→ Required task:
All of the records listed below should be retyped exactly.

● ● ● ● ● ● ●

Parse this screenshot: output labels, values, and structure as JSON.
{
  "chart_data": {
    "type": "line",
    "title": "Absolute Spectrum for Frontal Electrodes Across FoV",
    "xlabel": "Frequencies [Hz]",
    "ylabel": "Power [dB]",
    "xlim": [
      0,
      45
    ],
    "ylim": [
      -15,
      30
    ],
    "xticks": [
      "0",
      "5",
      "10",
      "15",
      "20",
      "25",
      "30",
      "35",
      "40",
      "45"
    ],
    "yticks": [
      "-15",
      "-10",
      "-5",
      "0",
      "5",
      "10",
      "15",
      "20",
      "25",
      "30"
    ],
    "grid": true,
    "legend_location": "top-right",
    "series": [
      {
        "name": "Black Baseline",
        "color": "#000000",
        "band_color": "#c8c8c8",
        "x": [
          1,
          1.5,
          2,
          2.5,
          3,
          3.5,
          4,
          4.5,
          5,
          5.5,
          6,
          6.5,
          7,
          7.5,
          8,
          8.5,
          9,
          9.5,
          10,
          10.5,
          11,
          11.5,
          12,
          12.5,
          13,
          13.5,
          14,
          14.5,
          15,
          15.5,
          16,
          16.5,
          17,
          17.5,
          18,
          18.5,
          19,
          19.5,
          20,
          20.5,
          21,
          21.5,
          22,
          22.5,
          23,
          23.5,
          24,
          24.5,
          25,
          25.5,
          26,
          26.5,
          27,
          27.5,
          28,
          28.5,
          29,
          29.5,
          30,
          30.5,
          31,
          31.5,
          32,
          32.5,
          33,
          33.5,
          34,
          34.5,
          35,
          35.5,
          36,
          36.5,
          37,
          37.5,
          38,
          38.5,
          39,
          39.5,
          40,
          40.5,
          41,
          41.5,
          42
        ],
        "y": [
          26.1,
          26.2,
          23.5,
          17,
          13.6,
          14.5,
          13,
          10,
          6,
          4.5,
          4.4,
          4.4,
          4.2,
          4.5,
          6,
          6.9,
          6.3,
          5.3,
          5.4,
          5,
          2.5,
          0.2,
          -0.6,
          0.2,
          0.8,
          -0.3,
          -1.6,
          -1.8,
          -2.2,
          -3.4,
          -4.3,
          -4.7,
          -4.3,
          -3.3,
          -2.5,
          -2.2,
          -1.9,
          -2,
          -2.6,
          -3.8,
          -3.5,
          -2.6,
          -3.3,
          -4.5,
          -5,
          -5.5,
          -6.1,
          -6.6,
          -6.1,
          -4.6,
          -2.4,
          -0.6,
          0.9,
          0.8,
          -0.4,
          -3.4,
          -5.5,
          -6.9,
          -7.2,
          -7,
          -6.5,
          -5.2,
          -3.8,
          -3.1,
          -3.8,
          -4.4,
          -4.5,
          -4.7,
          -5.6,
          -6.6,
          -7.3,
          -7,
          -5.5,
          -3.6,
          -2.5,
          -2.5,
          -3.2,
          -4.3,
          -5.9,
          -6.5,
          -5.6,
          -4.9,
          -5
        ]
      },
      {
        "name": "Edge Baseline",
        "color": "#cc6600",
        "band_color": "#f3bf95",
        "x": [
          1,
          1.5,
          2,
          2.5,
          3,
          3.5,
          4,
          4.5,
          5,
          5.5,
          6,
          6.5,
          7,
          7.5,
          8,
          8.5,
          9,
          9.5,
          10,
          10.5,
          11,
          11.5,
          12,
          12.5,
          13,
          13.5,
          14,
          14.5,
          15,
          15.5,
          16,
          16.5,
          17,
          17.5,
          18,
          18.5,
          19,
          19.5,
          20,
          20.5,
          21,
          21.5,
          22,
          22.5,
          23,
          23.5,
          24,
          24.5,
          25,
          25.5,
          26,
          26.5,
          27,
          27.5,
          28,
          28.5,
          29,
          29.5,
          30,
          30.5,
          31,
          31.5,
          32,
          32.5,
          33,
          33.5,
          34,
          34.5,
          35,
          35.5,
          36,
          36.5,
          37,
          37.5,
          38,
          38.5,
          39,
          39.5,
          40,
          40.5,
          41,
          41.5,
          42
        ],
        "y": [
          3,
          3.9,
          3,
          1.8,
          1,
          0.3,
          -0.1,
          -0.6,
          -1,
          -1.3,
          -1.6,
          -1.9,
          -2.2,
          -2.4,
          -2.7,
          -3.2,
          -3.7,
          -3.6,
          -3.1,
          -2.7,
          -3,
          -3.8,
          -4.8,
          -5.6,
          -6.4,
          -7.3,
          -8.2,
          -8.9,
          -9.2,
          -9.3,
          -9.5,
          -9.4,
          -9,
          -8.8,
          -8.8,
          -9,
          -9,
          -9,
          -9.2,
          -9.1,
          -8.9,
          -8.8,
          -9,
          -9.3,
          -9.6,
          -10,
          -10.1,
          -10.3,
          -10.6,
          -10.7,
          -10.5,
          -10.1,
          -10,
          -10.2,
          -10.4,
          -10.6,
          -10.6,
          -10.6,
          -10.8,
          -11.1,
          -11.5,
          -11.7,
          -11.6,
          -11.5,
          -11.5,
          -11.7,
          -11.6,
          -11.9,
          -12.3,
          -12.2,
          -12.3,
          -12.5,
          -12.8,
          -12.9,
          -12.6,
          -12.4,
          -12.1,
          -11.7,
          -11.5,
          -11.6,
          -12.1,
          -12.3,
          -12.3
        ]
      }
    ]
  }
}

● ● ● ● ● ● ●

→ Response to this exercise:
Parse this screenshot: output labels, values, and structure as JSON.
{
  "chart_data": {
    "type": "line",
    "title": "Absolute Spectrum for Frontal Electrodes Across FoV",
    "xlabel": "Frequencies [Hz]",
    "ylabel": "Power [dB]",
    "xlim": [
      0,
      45
    ],
    "ylim": [
      -15,
      30
    ],
    "xticks": [
      "0",
      "5",
      "10",
      "15",
      "20",
      "25",
      "30",
      "35",
      "40",
      "45"
    ],
    "yticks": [
      "-15",
      "-10",
      "-5",
      "0",
      "5",
      "10",
      "15",
      "20",
      "25",
      "30"
    ],
    "grid": true,
    "legend_location": "top-right",
    "series": [
      {
        "name": "Black Baseline",
        "color": "#000000",
        "band_color": "#c8c8c8",
        "x": [
          1,
          1.5,
          2,
          2.5,
          3,
          3.5,
          4,
          4.5,
          5,
          5.5,
          6,
          6.5,
          7,
          7.5,
          8,
          8.5,
          9,
          9.5,
          10,
          10.5,
          11,
          11.5,
          12,
          12.5,
          13,
          13.5,
          14,
          14.5,
          15,
          15.5,
          16,
          16.5,
          17,
          17.5,
          18,
          18.5,
          19,
          19.5,
          20,
          20.5,
          21,
          21.5,
          22,
          22.5,
          23,
          23.5,
          24,
          24.5,
          25,
          25.5,
          26,
          26.5,
          27,
          27.5,
          28,
          28.5,
          29,
          29.5,
          30,
          30.5,
          31,
          31.5,
          32,
          32.5,
          33,
          33.5,
          34,
          34.5,
          35,
          35.5,
          36,
          36.5,
          37,
          37.5,
          38,
          38.5,
          39,
          39.5,
          40,
          40.5,
          41,
          41.5,
          42
        ],
        "y": [
          26.1,
          26.2,
          23.5,
          17,
          13.6,
          14.5,
          13,
          10,
          6,
          4.5,
          4.4,
          4.4,
          4.2,
          4.5,
          6,
          6.9,
          6.3,
          5.3,
          5.4,
          5,
          2.5,
          0.2,
          -0.6,
          0.2,
          0.8,
          -0.3,
          -1.6,
          -1.8,
          -2.2,
          -3.4,
          -4.3,
          -4.7,
          -4.3,
          -3.3,
          -2.5,
          -2.2,
          -1.9,
          -2,
          -2.6,
          -3.8,
          -3.5,
          -2.6,
          -3.3,
          -4.5,
          -5,
          -5.5,
          -6.1,
          -6.6,
          -6.1,
          -4.6,
          -2.4,
          -0.6,
          0.9,
          0.8,
          -0.4,
          -3.4,
          -5.5,
          -6.9,
          -7.2,
          -7,
          -6.5,
          -5.2,
          -3.8,
          -3.1,
          -3.8,
          -4.4,
          -4.5,
          -4.7,
          -5.6,
          -6.6,
          -7.3,
          -7,
          -5.5,
          -3.6,
          -2.5,
          -2.5,
          -3.2,
          -4.3,
          -5.9,
          -6.5,
          -5.6,
          -4.9,
          -5
        ]
      },
      {
        "name": "Edge Baseline",
        "color": "#cc6600",
        "band_color": "#f3bf95",
        "x": [
          1,
          1.5,
          2,
          2.5,
          3,
          3.5,
          4,
          4.5,
          5,
          5.5,
          6,
          6.5,
          7,
          7.5,
          8,
          8.5,
          9,
          9.5,
          10,
          10.5,
          11,
          11.5,
          12,
          12.5,
          13,
          13.5,
          14,
          14.5,
          15,
          15.5,
          16,
          16.5,
          17,
          17.5,
          18,
          18.5,
          19,
          19.5,
          20,
          20.5,
          21,
          21.5,
          22,
          22.5,
          23,
          23.5,
          24,
          24.5,
          25,
          25.5,
          26,
          26.5,
          27,
          27.5,
          28,
          28.5,
          29,
          29.5,
          30,
          30.5,
          31,
          31.5,
          32,
          32.5,
          33,
          33.5,
          34,
          34.5,
          35,
          35.5,
          36,
          36.5,
          37,
          37.5,
          38,
          38.5,
          39,
          39.5,
          40,
          40.5,
          41,
          41.5,
          42
        ],
        "y": [
          3,
          3.9,
          3,
          1.8,
          1,
          0.3,
          -0.1,
          -0.6,
          -1,
          -1.3,
          -1.6,
          -1.9,
          -2.2,
          -2.4,
          -2.7,
          -3.2,
          -3.7,
          -3.6,
          -3.1,
          -2.7,
          -3,
          -3.8,
          -4.8,
          -5.6,
          -6.4,
          -7.3,
          -8.2,
          -8.9,
          -9.2,
          -9.3,
          -9.5,
          -9.4,
          -9,
          -8.8,
          -8.8,
          -9,
          -9,
          -9,
          -9.2,
          -9.1,
          -8.9,
          -8.8,
          -9,
          -9.3,
          -9.6,
          -10,
          -10.1,
          -10.3,
          -10.6,
          -10.7,
          -10.5,
          -10.1,
          -10,
          -10.2,
          -10.4,
          -10.6,
          -10.6,
          -10.6,
          -10.8,
          -11.1,
          -11.5,
          -11.7,
          -11.6,
          -11.5,
          -11.5,
          -11.7,
          -11.6,
          -11.9,
          -12.3,
          -12.2,
          -12.3,
          -12.5,
          -12.8,
          -12.9,
          -12.6,
          -12.4,
          -12.1,
          -11.7,
          -11.5,
          -11.6,
          -12.1,
          -12.3,
          -12.3
        ]
      }
    ]
  }
}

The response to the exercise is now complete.